• _WRITTEN INSTRUCTION_: Report, as a bare number, how many lines contain the string "Output".

• _MATERIAL FOR THIS TASK_:
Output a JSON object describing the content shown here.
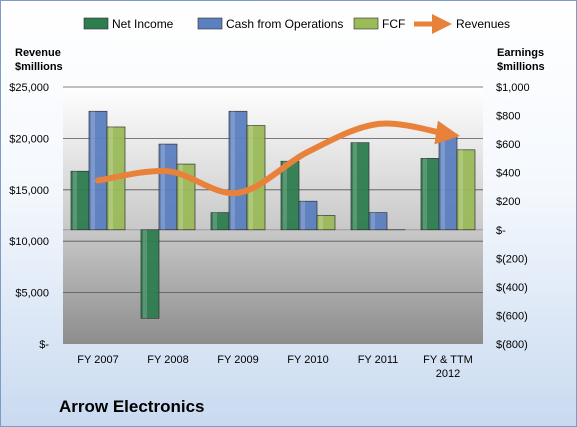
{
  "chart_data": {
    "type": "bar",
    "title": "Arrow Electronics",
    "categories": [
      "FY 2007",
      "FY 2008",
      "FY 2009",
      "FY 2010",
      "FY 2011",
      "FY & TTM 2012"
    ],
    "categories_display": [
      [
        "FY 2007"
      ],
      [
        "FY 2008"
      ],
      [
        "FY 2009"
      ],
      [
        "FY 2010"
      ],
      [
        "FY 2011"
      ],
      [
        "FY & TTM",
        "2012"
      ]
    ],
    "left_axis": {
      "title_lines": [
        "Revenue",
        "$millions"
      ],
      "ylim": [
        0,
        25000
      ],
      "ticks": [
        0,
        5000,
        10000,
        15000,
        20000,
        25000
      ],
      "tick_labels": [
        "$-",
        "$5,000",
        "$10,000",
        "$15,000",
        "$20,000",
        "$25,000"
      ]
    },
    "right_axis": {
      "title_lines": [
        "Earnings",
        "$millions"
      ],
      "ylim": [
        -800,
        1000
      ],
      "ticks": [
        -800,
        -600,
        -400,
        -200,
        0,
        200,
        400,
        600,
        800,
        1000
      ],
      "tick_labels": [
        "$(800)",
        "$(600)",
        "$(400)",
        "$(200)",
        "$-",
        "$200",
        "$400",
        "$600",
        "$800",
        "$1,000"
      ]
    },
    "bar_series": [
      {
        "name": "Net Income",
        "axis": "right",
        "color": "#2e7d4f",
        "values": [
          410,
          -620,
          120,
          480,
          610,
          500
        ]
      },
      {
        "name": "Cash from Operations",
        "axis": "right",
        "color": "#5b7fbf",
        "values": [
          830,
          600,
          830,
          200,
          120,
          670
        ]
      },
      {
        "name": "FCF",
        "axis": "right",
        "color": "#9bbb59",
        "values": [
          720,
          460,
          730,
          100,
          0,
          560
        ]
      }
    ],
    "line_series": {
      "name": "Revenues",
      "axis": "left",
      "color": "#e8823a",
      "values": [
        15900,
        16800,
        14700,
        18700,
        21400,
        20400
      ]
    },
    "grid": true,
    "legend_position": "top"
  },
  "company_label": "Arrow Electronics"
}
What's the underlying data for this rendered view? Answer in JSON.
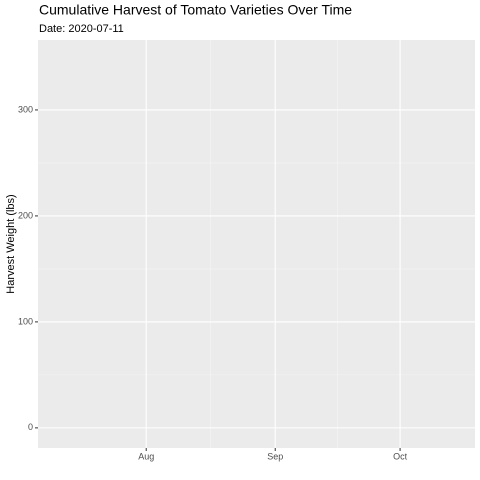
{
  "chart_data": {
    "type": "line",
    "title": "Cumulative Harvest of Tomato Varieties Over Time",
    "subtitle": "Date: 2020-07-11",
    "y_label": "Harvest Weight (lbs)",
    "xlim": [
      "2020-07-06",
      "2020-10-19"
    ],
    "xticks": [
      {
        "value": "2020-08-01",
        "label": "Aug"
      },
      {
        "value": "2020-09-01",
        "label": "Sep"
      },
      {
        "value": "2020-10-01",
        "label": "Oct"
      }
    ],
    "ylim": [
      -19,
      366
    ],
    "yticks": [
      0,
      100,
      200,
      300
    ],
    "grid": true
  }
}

==

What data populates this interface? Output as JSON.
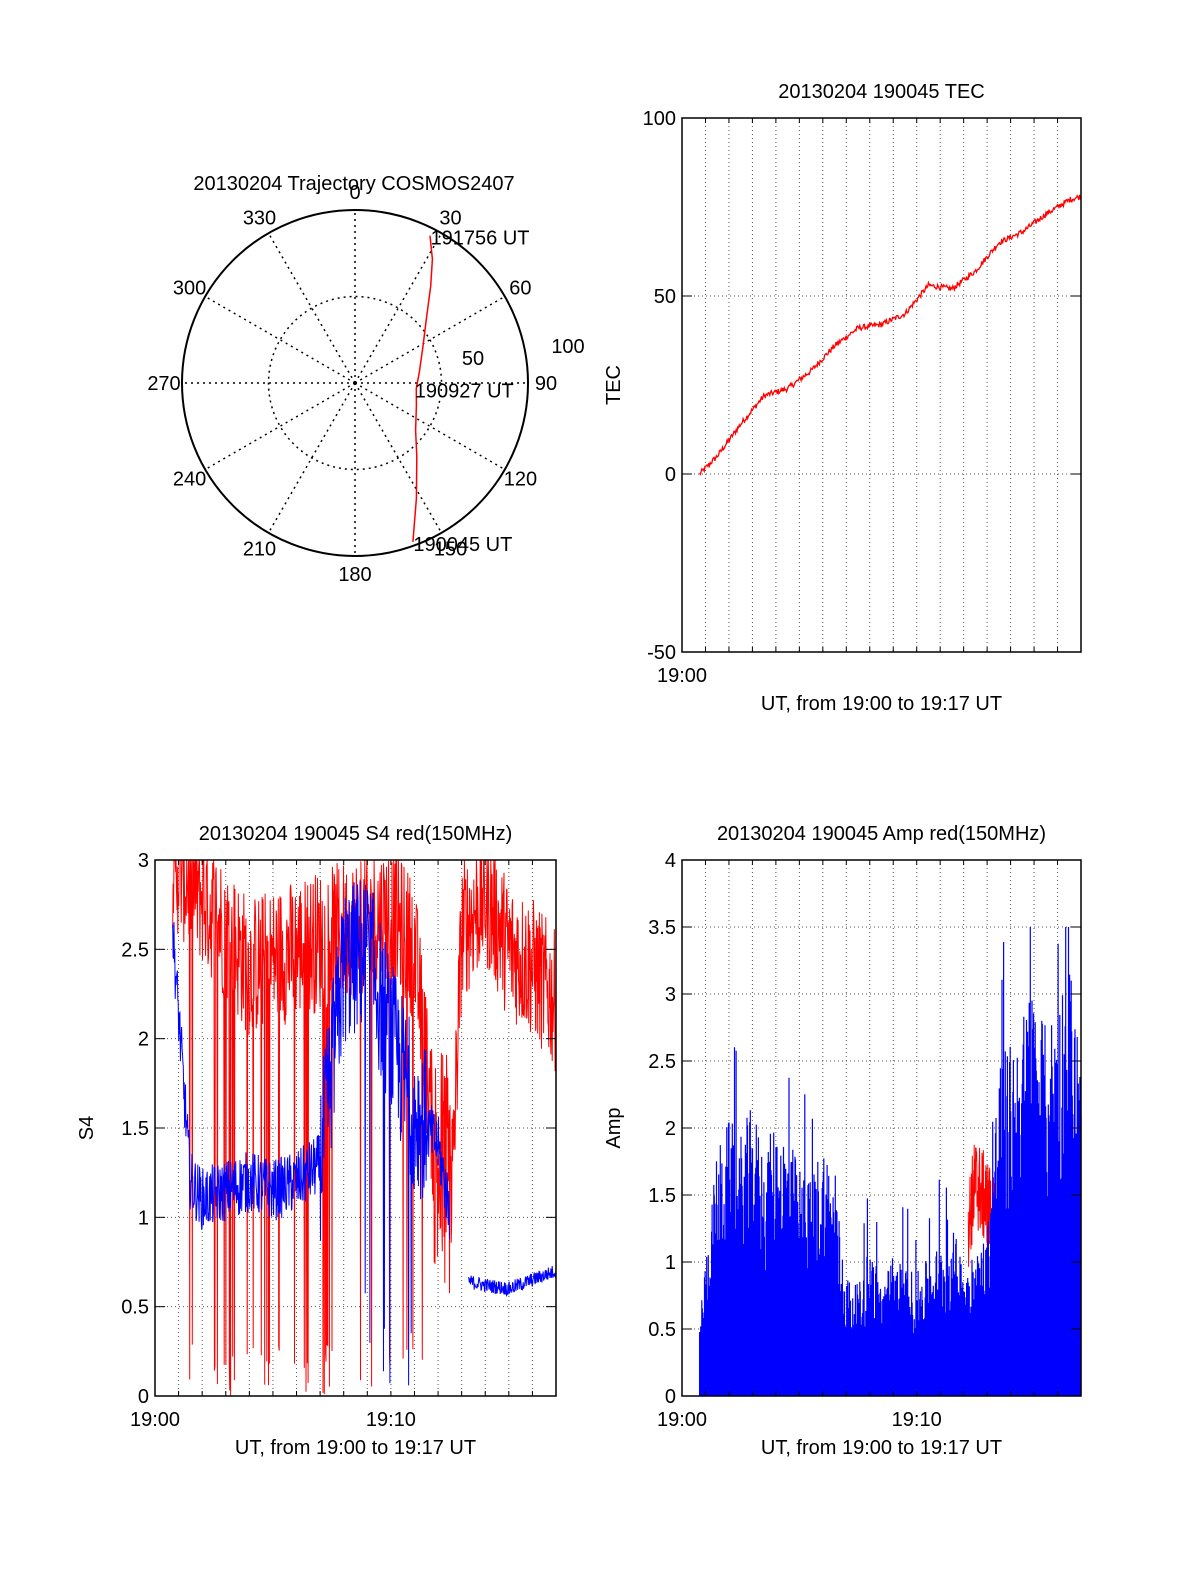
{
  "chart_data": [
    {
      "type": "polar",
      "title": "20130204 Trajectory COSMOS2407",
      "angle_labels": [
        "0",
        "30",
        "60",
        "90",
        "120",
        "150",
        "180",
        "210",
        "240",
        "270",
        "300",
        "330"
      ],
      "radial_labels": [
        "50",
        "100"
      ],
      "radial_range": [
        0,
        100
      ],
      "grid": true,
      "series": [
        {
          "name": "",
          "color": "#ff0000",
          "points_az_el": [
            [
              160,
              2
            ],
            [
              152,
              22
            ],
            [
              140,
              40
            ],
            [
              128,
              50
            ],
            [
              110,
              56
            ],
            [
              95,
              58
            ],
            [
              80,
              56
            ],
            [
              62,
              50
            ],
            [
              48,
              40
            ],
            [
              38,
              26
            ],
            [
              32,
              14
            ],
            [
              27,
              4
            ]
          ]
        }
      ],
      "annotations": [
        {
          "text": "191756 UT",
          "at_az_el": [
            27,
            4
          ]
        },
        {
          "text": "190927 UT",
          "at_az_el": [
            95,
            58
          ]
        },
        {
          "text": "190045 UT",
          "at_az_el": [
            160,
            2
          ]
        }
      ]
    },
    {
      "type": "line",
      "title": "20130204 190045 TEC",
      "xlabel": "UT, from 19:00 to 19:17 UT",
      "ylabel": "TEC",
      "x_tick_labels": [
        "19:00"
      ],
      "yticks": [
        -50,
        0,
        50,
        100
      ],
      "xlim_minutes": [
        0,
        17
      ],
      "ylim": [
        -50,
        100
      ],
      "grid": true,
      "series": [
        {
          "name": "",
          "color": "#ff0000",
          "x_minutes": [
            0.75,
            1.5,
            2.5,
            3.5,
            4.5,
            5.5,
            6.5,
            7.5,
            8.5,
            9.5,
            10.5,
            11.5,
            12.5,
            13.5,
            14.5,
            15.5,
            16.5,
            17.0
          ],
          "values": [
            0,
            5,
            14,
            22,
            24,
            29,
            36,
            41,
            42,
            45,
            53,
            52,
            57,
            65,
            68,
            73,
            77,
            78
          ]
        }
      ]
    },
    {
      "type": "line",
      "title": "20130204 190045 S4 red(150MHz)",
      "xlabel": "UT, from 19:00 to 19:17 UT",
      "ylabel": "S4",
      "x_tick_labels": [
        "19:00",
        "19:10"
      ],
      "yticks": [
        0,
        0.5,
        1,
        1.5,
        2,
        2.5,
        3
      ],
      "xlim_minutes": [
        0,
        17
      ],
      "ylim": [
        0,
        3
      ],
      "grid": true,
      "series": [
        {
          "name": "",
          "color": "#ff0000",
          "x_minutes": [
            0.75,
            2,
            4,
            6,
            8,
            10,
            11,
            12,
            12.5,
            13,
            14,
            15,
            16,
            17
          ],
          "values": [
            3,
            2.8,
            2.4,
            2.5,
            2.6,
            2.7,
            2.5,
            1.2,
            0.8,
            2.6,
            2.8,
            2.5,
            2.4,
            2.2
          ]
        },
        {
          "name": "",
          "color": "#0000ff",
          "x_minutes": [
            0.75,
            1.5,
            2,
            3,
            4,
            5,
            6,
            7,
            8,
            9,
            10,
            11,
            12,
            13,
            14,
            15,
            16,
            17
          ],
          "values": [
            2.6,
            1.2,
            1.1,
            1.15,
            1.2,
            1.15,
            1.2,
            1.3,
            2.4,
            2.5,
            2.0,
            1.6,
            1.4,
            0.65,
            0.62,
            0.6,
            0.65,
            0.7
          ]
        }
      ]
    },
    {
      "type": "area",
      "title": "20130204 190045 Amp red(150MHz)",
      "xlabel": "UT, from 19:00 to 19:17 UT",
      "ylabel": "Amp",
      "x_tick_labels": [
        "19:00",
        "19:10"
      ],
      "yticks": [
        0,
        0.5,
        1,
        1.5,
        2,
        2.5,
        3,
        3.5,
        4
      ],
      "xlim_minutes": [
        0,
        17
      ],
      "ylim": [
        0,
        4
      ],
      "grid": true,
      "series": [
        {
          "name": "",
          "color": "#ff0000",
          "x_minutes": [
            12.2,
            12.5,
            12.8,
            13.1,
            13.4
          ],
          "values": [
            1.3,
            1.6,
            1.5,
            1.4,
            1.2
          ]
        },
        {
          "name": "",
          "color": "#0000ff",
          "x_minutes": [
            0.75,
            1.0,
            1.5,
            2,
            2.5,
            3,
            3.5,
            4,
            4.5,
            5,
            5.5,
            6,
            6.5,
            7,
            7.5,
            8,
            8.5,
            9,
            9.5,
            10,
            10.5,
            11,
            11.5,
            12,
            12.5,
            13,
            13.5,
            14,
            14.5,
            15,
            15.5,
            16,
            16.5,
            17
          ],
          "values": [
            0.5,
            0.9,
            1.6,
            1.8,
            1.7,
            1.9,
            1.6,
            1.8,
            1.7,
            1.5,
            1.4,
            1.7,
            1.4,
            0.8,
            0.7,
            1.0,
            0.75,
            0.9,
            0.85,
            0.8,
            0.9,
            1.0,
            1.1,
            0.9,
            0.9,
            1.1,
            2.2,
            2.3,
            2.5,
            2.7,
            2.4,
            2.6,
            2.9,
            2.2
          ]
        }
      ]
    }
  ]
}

• _THE RESPONSE_: 2